◆ **Data in this exercise**:
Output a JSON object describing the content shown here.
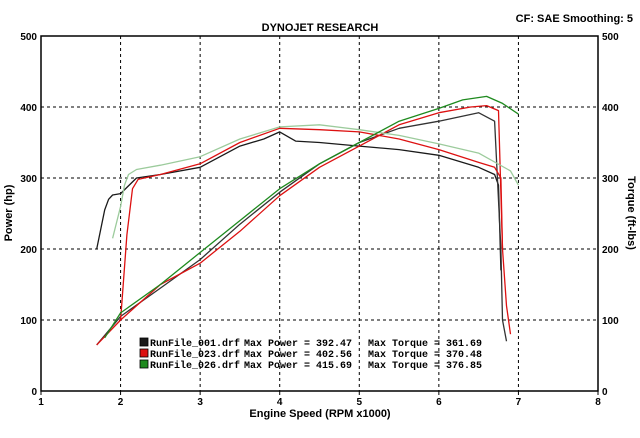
{
  "header": {
    "title": "DYNOJET RESEARCH",
    "settings": "CF: SAE  Smoothing: 5"
  },
  "colors": {
    "RunFile_001": "#1a1a1a",
    "RunFile_023": "#dd1111",
    "RunFile_026": "#1e8a1e",
    "RunFile_026_power": "#9ccb9c",
    "RunFile_001_power": "#333333"
  },
  "chart_data": {
    "type": "line",
    "title": "DYNOJET RESEARCH",
    "xlabel": "Engine Speed (RPM x1000)",
    "ylabel": "Power (hp)",
    "y2label": "Torque (ft-lbs)",
    "xlim": [
      1,
      8
    ],
    "ylim": [
      0,
      500
    ],
    "y2lim": [
      0,
      500
    ],
    "x_ticks": [
      "1",
      "2",
      "3",
      "4",
      "5",
      "6",
      "7",
      "8"
    ],
    "y_ticks": [
      "0",
      "100",
      "200",
      "300",
      "400",
      "500"
    ],
    "y2_ticks": [
      "0",
      "100",
      "200",
      "300",
      "400",
      "500"
    ],
    "grid": true,
    "legend_position": "bottom-left",
    "legend": [
      {
        "file": "RunFile_001.drf",
        "power_label": "Max Power = 392.47",
        "torque_label": "Max Torque = 361.69",
        "color_key": "RunFile_001"
      },
      {
        "file": "RunFile_023.drf",
        "power_label": "Max Power = 402.56",
        "torque_label": "Max Torque = 370.48",
        "color_key": "RunFile_023"
      },
      {
        "file": "RunFile_026.drf",
        "power_label": "Max Power = 415.69",
        "torque_label": "Max Torque = 376.85",
        "color_key": "RunFile_026"
      }
    ],
    "series": [
      {
        "run": "RunFile_001.drf",
        "quantity": "Torque",
        "color_key": "RunFile_001",
        "x": [
          1.7,
          1.8,
          1.85,
          1.9,
          2.0,
          2.2,
          2.5,
          3.0,
          3.5,
          3.8,
          4.0,
          4.2,
          4.5,
          5.0,
          5.5,
          6.0,
          6.5,
          6.7,
          6.75,
          6.78
        ],
        "y": [
          200,
          255,
          270,
          276,
          278,
          300,
          305,
          315,
          345,
          355,
          365,
          352,
          350,
          345,
          340,
          332,
          315,
          305,
          290,
          170
        ]
      },
      {
        "run": "RunFile_001.drf",
        "quantity": "Power",
        "color_key": "RunFile_001_power",
        "x": [
          1.7,
          2.0,
          2.5,
          3.0,
          3.5,
          4.0,
          4.5,
          5.0,
          5.5,
          6.0,
          6.5,
          6.7,
          6.78,
          6.8,
          6.85
        ],
        "y": [
          65,
          105,
          145,
          185,
          235,
          280,
          320,
          350,
          370,
          380,
          392,
          380,
          200,
          100,
          70
        ]
      },
      {
        "run": "RunFile_023.drf",
        "quantity": "Torque",
        "color_key": "RunFile_023",
        "x": [
          2.0,
          2.08,
          2.15,
          2.22,
          2.3,
          2.5,
          3.0,
          3.5,
          4.0,
          4.5,
          5.0,
          5.5,
          6.0,
          6.5,
          6.7,
          6.78,
          6.8
        ],
        "y": [
          100,
          220,
          285,
          298,
          300,
          305,
          320,
          350,
          370,
          368,
          365,
          355,
          340,
          322,
          315,
          300,
          200
        ]
      },
      {
        "run": "RunFile_023.drf",
        "quantity": "Power",
        "color_key": "RunFile_023",
        "x": [
          1.7,
          2.0,
          2.5,
          3.0,
          3.5,
          4.0,
          4.5,
          5.0,
          5.5,
          6.0,
          6.4,
          6.6,
          6.75,
          6.8,
          6.85,
          6.9
        ],
        "y": [
          65,
          100,
          150,
          180,
          225,
          275,
          315,
          345,
          375,
          392,
          400,
          402,
          395,
          200,
          120,
          80
        ]
      },
      {
        "run": "RunFile_026.drf",
        "quantity": "Torque",
        "color_key": "RunFile_026_power",
        "x": [
          1.9,
          2.0,
          2.05,
          2.1,
          2.2,
          2.5,
          3.0,
          3.5,
          4.0,
          4.5,
          5.0,
          5.5,
          6.0,
          6.5,
          6.9,
          7.0
        ],
        "y": [
          215,
          260,
          290,
          305,
          312,
          318,
          330,
          355,
          372,
          375,
          368,
          360,
          348,
          335,
          310,
          290
        ]
      },
      {
        "run": "RunFile_026.drf",
        "quantity": "Power",
        "color_key": "RunFile_026",
        "x": [
          1.8,
          2.0,
          2.5,
          3.0,
          3.5,
          4.0,
          4.5,
          5.0,
          5.5,
          6.0,
          6.3,
          6.6,
          6.8,
          7.0
        ],
        "y": [
          75,
          110,
          150,
          195,
          240,
          285,
          320,
          350,
          380,
          398,
          410,
          415,
          405,
          390
        ]
      }
    ]
  }
}
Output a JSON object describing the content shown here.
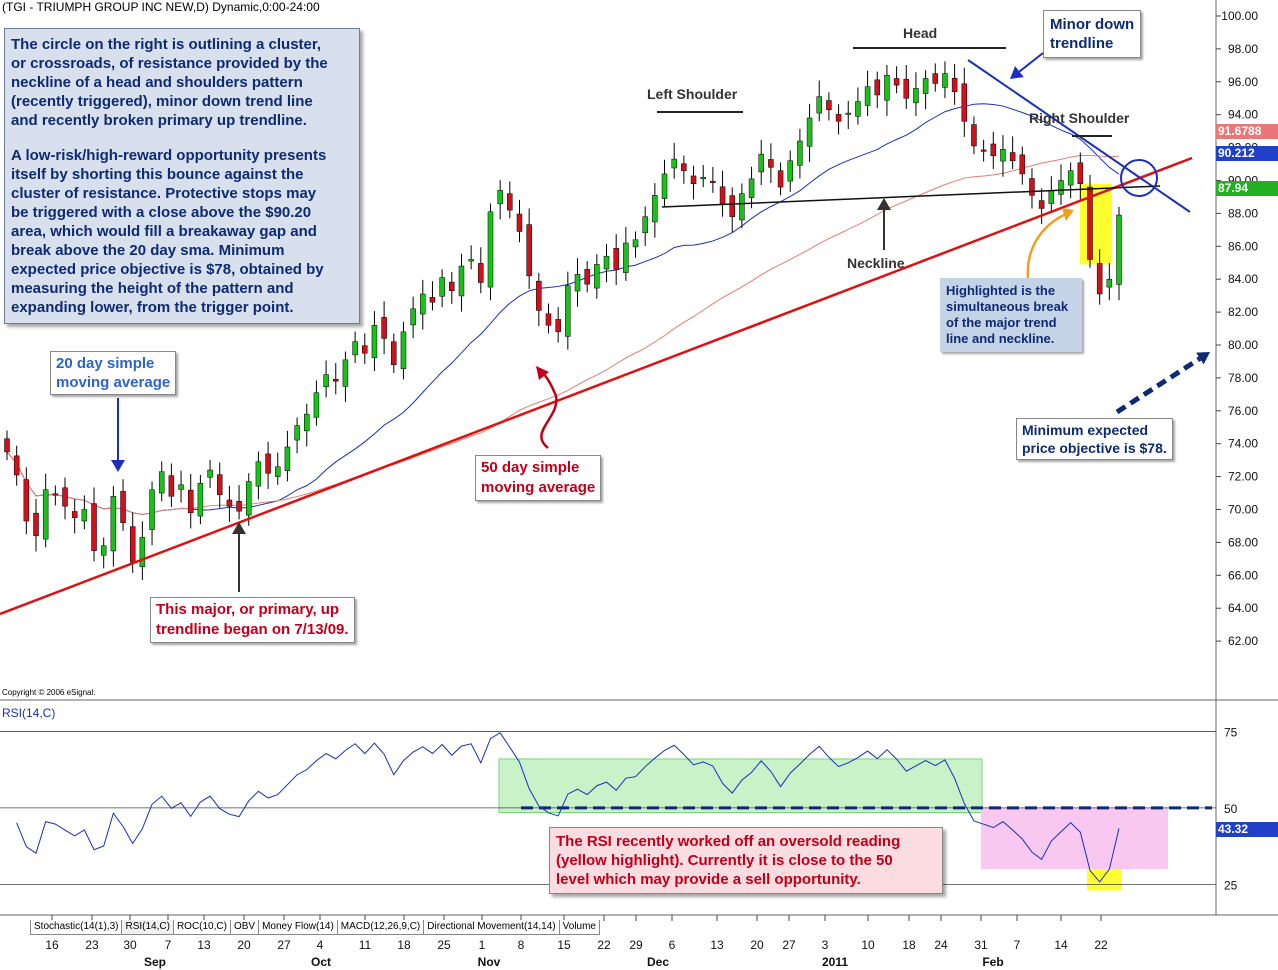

◆ **Exercise goal**: Repeat each entry precisely as it appears. Leave the pictures out.

◆ **Written response**:
Output a JSON object describing the content shown here.
{
  "header": {
    "title": "DYNOJET RESEARCH",
    "settings": "CF: SAE  Smoothing: 5"
  },
  "colors": {
    "RunFile_001": "#1a1a1a",
    "RunFile_023": "#dd1111",
    "RunFile_026": "#1e8a1e",
    "RunFile_026_power": "#9ccb9c",
    "RunFile_001_power": "#333333"
  },
  "chart_data": {
    "type": "line",
    "title": "DYNOJET RESEARCH",
    "xlabel": "Engine Speed (RPM x1000)",
    "ylabel": "Power (hp)",
    "y2label": "Torque (ft-lbs)",
    "xlim": [
      1,
      8
    ],
    "ylim": [
      0,
      500
    ],
    "y2lim": [
      0,
      500
    ],
    "x_ticks": [
      "1",
      "2",
      "3",
      "4",
      "5",
      "6",
      "7",
      "8"
    ],
    "y_ticks": [
      "0",
      "100",
      "200",
      "300",
      "400",
      "500"
    ],
    "y2_ticks": [
      "0",
      "100",
      "200",
      "300",
      "400",
      "500"
    ],
    "grid": true,
    "legend_position": "bottom-left",
    "legend": [
      {
        "file": "RunFile_001.drf",
        "power_label": "Max Power = 392.47",
        "torque_label": "Max Torque = 361.69",
        "color_key": "RunFile_001"
      },
      {
        "file": "RunFile_023.drf",
        "power_label": "Max Power = 402.56",
        "torque_label": "Max Torque = 370.48",
        "color_key": "RunFile_023"
      },
      {
        "file": "RunFile_026.drf",
        "power_label": "Max Power = 415.69",
        "torque_label": "Max Torque = 376.85",
        "color_key": "RunFile_026"
      }
    ],
    "series": [
      {
        "run": "RunFile_001.drf",
        "quantity": "Torque",
        "color_key": "RunFile_001",
        "x": [
          1.7,
          1.8,
          1.85,
          1.9,
          2.0,
          2.2,
          2.5,
          3.0,
          3.5,
          3.8,
          4.0,
          4.2,
          4.5,
          5.0,
          5.5,
          6.0,
          6.5,
          6.7,
          6.75,
          6.78
        ],
        "y": [
          200,
          255,
          270,
          276,
          278,
          300,
          305,
          315,
          345,
          355,
          365,
          352,
          350,
          345,
          340,
          332,
          315,
          305,
          290,
          170
        ]
      },
      {
        "run": "RunFile_001.drf",
        "quantity": "Power",
        "color_key": "RunFile_001_power",
        "x": [
          1.7,
          2.0,
          2.5,
          3.0,
          3.5,
          4.0,
          4.5,
          5.0,
          5.5,
          6.0,
          6.5,
          6.7,
          6.78,
          6.8,
          6.85
        ],
        "y": [
          65,
          105,
          145,
          185,
          235,
          280,
          320,
          350,
          370,
          380,
          392,
          380,
          200,
          100,
          70
        ]
      },
      {
        "run": "RunFile_023.drf",
        "quantity": "Torque",
        "color_key": "RunFile_023",
        "x": [
          2.0,
          2.08,
          2.15,
          2.22,
          2.3,
          2.5,
          3.0,
          3.5,
          4.0,
          4.5,
          5.0,
          5.5,
          6.0,
          6.5,
          6.7,
          6.78,
          6.8
        ],
        "y": [
          100,
          220,
          285,
          298,
          300,
          305,
          320,
          350,
          370,
          368,
          365,
          355,
          340,
          322,
          315,
          300,
          200
        ]
      },
      {
        "run": "RunFile_023.drf",
        "quantity": "Power",
        "color_key": "RunFile_023",
        "x": [
          1.7,
          2.0,
          2.5,
          3.0,
          3.5,
          4.0,
          4.5,
          5.0,
          5.5,
          6.0,
          6.4,
          6.6,
          6.75,
          6.8,
          6.85,
          6.9
        ],
        "y": [
          65,
          100,
          150,
          180,
          225,
          275,
          315,
          345,
          375,
          392,
          400,
          402,
          395,
          200,
          120,
          80
        ]
      },
      {
        "run": "RunFile_026.drf",
        "quantity": "Torque",
        "color_key": "RunFile_026_power",
        "x": [
          1.9,
          2.0,
          2.05,
          2.1,
          2.2,
          2.5,
          3.0,
          3.5,
          4.0,
          4.5,
          5.0,
          5.5,
          6.0,
          6.5,
          6.9,
          7.0
        ],
        "y": [
          215,
          260,
          290,
          305,
          312,
          318,
          330,
          355,
          372,
          375,
          368,
          360,
          348,
          335,
          310,
          290
        ]
      },
      {
        "run": "RunFile_026.drf",
        "quantity": "Power",
        "color_key": "RunFile_026",
        "x": [
          1.8,
          2.0,
          2.5,
          3.0,
          3.5,
          4.0,
          4.5,
          5.0,
          5.5,
          6.0,
          6.3,
          6.6,
          6.8,
          7.0
        ],
        "y": [
          75,
          110,
          150,
          195,
          240,
          285,
          320,
          350,
          380,
          398,
          410,
          415,
          405,
          390
        ]
      }
    ]
  }
}
Output a JSON object describing the content shown here.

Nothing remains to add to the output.